:: SOURCE MATERIAL ::

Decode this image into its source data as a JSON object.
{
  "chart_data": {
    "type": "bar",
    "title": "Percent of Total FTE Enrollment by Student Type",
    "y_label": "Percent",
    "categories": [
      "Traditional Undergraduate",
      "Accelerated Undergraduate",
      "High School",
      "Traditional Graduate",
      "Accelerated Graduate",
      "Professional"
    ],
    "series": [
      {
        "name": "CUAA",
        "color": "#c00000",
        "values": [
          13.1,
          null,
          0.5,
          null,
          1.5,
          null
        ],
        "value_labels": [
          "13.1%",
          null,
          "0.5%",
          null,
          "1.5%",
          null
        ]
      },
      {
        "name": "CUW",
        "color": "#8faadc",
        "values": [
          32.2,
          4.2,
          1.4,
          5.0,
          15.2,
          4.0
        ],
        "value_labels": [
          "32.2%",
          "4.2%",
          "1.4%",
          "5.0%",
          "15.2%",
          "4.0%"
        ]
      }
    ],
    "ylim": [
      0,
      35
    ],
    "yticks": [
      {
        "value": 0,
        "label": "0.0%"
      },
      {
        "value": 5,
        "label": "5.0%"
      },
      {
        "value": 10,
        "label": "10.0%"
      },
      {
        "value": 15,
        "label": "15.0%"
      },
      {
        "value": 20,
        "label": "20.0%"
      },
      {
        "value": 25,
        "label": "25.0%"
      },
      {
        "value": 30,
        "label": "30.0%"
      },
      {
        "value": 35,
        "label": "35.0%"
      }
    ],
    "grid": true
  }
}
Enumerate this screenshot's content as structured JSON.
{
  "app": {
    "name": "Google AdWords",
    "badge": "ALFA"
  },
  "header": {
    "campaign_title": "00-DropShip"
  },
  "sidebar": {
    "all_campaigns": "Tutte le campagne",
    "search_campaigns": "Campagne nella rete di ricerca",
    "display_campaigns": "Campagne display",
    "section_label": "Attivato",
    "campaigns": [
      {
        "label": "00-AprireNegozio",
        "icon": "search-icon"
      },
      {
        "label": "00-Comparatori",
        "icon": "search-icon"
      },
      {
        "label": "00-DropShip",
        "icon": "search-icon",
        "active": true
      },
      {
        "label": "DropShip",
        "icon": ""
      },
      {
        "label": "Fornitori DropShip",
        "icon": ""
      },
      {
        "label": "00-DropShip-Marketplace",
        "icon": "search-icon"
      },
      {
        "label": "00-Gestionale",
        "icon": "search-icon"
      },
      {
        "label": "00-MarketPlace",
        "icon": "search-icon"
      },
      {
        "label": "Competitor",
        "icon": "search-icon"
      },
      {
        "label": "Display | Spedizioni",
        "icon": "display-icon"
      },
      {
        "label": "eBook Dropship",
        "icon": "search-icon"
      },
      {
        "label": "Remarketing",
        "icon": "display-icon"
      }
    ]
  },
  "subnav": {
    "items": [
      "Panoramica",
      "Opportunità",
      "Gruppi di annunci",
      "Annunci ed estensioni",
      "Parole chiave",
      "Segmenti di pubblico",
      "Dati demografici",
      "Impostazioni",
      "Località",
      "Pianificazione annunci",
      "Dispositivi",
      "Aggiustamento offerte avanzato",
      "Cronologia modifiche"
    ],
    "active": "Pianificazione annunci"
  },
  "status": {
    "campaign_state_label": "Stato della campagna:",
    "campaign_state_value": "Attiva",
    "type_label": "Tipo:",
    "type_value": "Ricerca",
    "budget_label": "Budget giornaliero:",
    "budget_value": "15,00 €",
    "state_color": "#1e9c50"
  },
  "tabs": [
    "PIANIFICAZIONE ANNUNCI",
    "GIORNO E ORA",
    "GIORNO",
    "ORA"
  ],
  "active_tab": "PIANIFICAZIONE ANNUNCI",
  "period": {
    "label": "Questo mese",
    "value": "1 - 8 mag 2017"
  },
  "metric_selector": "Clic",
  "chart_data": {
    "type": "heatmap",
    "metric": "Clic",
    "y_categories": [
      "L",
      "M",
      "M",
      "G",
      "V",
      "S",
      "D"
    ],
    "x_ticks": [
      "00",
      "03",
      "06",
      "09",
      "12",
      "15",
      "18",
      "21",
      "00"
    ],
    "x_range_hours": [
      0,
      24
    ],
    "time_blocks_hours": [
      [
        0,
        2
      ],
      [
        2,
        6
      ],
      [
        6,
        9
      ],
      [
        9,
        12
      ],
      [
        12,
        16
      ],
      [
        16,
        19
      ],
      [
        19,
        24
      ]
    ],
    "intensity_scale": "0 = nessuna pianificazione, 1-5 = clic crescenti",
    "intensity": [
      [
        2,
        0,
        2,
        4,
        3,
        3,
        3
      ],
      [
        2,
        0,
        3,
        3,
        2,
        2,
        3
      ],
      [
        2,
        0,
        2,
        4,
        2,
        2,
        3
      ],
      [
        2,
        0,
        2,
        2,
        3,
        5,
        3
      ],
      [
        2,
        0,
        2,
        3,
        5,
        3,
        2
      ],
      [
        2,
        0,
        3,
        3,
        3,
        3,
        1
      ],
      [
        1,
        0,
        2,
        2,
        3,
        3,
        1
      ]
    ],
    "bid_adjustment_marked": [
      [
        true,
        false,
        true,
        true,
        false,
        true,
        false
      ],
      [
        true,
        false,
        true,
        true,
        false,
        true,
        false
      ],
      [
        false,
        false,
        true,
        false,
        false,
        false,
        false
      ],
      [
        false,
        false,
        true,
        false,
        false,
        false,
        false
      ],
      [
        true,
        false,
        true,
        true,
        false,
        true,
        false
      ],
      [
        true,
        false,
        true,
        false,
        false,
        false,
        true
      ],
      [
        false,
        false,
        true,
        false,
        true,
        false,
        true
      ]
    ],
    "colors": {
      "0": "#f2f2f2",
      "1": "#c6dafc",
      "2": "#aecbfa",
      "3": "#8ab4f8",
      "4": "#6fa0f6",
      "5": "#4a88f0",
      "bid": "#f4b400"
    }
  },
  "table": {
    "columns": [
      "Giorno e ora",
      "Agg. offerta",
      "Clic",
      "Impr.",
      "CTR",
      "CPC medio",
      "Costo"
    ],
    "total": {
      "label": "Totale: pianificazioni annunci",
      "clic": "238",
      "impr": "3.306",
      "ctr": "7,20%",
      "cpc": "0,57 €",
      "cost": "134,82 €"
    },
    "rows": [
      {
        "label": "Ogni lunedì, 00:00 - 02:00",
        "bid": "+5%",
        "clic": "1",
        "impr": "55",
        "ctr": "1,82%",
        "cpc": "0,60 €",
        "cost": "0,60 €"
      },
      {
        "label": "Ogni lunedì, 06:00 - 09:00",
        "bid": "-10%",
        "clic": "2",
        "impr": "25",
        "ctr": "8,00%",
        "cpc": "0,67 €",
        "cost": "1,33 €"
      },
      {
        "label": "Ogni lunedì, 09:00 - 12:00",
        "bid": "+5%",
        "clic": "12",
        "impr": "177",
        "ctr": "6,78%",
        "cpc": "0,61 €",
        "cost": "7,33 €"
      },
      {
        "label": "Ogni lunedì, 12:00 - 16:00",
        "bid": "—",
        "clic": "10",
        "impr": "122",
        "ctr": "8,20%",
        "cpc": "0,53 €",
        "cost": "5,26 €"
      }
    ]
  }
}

:::

• EXERCISE REQUIREMENTS:
Search the entries for "Undergraduate" and copy out each line that has it.

• THE COMPLETED TASK:
      "Traditional Undergraduate",
      "Accelerated Undergraduate",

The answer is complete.